--- Start of DATA TO PROCESS ---

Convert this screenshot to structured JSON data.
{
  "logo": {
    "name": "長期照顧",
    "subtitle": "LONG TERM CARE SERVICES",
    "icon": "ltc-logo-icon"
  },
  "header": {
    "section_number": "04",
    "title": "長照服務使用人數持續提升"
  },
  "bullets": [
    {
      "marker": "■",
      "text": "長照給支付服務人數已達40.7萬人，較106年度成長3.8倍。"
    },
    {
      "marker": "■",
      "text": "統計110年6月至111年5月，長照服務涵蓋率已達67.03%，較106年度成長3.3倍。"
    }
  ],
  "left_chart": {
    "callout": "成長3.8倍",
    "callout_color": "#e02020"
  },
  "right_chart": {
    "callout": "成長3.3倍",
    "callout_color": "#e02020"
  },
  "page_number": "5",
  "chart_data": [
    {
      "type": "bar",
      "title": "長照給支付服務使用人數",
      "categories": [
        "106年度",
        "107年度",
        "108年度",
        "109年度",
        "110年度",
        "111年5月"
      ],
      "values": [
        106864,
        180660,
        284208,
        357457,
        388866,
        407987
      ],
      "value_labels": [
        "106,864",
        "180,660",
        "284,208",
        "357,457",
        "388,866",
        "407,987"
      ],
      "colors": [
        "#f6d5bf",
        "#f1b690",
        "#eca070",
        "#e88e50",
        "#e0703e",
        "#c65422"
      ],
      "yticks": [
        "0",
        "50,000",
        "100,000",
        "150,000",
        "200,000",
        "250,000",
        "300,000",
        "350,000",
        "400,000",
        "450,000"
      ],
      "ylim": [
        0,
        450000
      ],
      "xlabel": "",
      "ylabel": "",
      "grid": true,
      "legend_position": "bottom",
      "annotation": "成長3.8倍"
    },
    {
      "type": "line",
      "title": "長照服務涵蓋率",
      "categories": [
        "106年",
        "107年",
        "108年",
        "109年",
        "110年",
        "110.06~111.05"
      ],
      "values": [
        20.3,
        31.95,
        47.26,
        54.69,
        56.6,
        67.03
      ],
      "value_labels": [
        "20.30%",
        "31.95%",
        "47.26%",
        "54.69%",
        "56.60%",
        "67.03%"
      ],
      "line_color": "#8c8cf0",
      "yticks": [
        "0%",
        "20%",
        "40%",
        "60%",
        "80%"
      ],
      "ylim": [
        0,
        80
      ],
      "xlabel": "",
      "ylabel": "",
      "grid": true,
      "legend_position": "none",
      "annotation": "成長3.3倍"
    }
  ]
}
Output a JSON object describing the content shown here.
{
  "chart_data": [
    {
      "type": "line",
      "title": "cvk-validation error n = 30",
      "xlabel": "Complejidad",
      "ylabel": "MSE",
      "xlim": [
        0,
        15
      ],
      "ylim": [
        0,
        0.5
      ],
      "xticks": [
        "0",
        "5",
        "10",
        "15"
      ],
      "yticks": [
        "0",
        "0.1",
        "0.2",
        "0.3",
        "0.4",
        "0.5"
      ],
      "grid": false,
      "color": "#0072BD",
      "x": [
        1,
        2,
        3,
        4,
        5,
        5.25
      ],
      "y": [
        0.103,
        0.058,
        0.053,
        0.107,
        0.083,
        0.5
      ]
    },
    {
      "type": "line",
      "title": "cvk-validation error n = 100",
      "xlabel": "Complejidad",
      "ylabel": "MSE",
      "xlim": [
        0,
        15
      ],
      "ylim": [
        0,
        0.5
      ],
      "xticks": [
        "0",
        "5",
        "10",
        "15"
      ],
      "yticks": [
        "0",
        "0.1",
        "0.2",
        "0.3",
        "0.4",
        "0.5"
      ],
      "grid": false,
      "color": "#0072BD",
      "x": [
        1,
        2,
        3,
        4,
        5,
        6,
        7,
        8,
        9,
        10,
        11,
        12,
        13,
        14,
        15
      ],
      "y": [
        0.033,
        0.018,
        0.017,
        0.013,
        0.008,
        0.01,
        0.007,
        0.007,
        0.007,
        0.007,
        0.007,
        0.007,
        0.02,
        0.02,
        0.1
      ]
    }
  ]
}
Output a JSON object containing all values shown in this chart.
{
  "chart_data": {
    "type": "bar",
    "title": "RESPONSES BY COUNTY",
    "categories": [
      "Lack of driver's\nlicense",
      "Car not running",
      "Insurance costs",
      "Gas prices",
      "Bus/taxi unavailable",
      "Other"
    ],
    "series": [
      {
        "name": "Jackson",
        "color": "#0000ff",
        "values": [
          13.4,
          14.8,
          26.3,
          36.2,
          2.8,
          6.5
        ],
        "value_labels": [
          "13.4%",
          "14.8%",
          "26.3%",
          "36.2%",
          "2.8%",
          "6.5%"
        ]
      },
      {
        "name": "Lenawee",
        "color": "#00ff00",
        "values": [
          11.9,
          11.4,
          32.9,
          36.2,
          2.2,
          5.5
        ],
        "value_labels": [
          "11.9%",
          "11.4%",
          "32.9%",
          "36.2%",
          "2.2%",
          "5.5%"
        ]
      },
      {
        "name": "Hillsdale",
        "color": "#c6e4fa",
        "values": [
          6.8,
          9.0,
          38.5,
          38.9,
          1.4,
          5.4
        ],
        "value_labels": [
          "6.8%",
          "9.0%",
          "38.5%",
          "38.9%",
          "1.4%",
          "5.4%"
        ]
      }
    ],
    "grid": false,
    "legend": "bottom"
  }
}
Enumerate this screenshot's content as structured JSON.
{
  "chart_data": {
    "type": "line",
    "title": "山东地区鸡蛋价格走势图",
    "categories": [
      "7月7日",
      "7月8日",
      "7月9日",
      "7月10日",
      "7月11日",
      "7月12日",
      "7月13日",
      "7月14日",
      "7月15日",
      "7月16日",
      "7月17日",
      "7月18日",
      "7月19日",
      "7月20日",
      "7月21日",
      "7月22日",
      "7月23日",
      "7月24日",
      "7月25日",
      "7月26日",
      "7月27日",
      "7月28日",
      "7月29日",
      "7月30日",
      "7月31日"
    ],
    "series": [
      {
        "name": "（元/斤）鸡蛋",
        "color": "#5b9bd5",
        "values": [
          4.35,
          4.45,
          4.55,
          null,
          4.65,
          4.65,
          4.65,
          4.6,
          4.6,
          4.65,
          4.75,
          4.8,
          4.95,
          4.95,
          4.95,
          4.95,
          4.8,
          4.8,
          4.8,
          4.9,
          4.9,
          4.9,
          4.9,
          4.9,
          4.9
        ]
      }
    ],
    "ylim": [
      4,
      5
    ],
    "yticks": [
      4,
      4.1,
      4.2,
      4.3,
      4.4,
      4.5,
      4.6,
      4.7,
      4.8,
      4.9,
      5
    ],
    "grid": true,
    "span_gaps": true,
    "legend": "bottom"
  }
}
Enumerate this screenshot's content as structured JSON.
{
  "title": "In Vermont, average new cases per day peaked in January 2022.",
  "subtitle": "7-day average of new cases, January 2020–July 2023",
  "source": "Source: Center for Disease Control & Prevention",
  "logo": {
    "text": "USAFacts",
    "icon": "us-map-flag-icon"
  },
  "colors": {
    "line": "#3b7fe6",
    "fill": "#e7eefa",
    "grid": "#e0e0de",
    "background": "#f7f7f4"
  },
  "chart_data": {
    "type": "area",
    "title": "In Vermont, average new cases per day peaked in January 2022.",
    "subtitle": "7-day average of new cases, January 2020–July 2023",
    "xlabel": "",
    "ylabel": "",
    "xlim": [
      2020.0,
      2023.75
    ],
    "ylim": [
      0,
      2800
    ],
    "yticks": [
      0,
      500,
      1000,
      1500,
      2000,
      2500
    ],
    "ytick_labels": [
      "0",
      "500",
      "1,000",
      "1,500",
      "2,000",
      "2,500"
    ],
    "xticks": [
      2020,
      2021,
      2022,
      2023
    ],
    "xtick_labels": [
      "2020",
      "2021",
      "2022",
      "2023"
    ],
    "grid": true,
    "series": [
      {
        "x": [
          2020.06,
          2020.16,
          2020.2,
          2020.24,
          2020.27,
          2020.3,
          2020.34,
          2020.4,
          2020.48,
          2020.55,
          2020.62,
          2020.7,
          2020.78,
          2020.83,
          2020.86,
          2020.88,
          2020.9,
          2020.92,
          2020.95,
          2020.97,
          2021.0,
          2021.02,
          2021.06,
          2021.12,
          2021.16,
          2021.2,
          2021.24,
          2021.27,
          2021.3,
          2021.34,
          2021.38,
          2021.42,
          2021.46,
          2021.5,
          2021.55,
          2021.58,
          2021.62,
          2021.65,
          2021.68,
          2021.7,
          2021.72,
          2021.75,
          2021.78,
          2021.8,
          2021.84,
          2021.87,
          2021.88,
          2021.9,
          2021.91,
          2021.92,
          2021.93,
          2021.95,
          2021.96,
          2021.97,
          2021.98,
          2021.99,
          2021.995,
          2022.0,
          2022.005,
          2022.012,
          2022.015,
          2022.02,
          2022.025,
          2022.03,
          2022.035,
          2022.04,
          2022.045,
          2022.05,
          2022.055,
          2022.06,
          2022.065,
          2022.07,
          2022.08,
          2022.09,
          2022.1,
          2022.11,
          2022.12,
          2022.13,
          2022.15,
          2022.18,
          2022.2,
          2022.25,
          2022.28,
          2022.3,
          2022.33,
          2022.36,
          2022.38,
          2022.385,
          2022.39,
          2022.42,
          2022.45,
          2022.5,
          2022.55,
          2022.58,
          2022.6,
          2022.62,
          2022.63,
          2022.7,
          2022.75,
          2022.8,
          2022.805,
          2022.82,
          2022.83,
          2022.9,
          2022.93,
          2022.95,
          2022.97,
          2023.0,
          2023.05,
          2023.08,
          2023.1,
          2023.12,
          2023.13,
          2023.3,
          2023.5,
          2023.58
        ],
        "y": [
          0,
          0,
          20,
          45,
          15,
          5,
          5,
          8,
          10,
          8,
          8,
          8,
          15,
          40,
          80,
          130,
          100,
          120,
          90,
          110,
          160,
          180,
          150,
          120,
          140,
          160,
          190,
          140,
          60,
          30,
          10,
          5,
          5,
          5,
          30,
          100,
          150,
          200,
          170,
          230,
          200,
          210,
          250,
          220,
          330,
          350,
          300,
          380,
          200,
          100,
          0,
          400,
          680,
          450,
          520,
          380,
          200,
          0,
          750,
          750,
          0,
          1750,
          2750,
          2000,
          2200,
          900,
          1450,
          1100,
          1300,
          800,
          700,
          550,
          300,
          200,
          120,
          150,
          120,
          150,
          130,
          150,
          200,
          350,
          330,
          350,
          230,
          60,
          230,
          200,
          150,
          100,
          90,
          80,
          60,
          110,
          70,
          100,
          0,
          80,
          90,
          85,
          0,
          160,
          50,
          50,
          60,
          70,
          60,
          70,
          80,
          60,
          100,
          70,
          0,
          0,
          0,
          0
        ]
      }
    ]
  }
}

--- End of DATA TO PROCESS ---

* **YOUR GOAL**: From the records above, pick out and copy each line holding the word "validation".

* **TASK RESPONSE**:
      "title": "cvk-validation error n = 30",
      "title": "cvk-validation error n = 100",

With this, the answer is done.